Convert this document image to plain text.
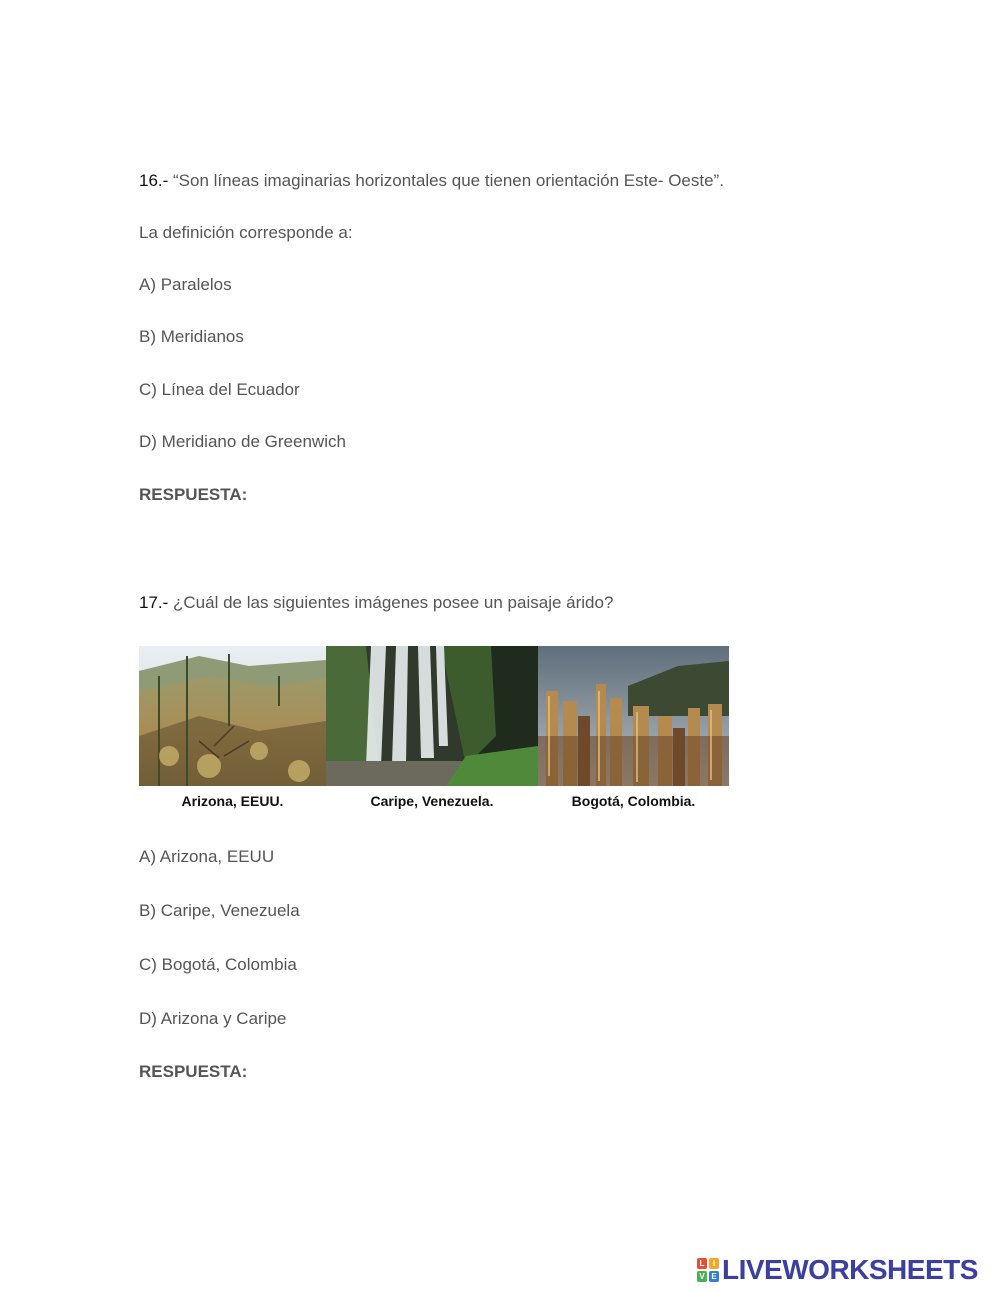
16.- “Son líneas imaginarias horizontales que tienen orientación Este- Oeste”.
La definición corresponde a:
A) Paralelos
B) Meridianos
C) Línea del Ecuador
D) Meridiano de Greenwich
RESPUESTA:
17.- ¿Cuál de las siguientes imágenes posee un paisaje árido?
Arizona, EEUU.	Caripe, Venezuela.	Bogotá, Colombia.
A) Arizona, EEUU
B) Caripe, Venezuela
C) Bogotá, Colombia
D) Arizona y Caripe
RESPUESTA:
L	I
V E LIVEWORKSHEETS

● ● ●

# Required work
Write out all of the data above exactly, without any of its pictures.

# Result of the exercise
Convert this document image to plain text.
16.- “Son líneas imaginarias horizontales que tienen orientación Este- Oeste”.
La definición corresponde a:
A) Paralelos
B) Meridianos
C) Línea del Ecuador
D) Meridiano de Greenwich
RESPUESTA:
17.- ¿Cuál de las siguientes imágenes posee un paisaje árido?
Arizona, EEUU.	Caripe, Venezuela.	Bogotá, Colombia.
A) Arizona, EEUU
B) Caripe, Venezuela
C) Bogotá, Colombia
D) Arizona y Caripe
RESPUESTA:
L	I
V E LIVEWORKSHEETS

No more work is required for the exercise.